**Dataset records:**
[start]

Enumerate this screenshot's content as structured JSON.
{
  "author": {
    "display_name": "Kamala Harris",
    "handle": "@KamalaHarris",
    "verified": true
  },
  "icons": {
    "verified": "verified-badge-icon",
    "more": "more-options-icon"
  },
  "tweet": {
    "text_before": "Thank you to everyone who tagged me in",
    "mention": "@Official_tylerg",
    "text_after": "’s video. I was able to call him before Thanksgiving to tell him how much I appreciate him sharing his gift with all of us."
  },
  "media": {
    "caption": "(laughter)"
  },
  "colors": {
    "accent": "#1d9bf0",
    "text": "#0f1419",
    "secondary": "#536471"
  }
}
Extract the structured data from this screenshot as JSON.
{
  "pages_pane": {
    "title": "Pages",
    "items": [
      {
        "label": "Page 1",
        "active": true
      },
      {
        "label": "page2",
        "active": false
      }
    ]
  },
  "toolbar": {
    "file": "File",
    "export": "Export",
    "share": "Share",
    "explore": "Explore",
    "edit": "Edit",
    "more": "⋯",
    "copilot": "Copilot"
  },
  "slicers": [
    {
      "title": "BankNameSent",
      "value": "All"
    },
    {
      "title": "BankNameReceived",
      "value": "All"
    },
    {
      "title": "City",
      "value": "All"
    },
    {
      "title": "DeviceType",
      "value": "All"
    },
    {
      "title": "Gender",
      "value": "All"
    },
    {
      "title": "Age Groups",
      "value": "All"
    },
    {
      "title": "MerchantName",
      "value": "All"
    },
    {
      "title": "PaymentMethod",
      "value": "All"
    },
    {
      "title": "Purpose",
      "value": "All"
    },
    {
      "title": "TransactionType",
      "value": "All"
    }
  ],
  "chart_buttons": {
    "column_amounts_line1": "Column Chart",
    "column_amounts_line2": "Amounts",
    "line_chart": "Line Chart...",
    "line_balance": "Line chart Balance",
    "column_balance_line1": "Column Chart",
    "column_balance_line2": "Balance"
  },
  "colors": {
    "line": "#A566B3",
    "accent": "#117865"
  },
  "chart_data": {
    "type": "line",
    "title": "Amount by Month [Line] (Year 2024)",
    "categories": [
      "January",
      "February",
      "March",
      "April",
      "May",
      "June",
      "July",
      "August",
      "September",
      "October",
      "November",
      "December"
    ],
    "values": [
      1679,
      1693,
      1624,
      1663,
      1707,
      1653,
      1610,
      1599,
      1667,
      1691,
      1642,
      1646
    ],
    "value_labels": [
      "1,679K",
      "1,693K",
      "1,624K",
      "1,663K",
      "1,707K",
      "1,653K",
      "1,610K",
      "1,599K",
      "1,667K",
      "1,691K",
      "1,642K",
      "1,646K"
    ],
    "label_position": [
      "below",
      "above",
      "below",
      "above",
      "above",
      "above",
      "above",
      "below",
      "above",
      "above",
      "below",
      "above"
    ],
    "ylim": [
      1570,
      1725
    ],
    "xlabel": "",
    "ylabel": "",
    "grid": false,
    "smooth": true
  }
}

[end]

**Work to do:** Extract each line from the entries above that contains the string "title".

**Output:**
    "title": "Pages",
      "title": "BankNameSent",
      "title": "BankNameReceived",
      "title": "City",
      "title": "DeviceType",
      "title": "Gender",
      "title": "Age Groups",
      "title": "MerchantName",
      "title": "PaymentMethod",
      "title": "Purpose",
      "title": "TransactionType",
    "title": "Amount by Month [Line] (Year 2024)",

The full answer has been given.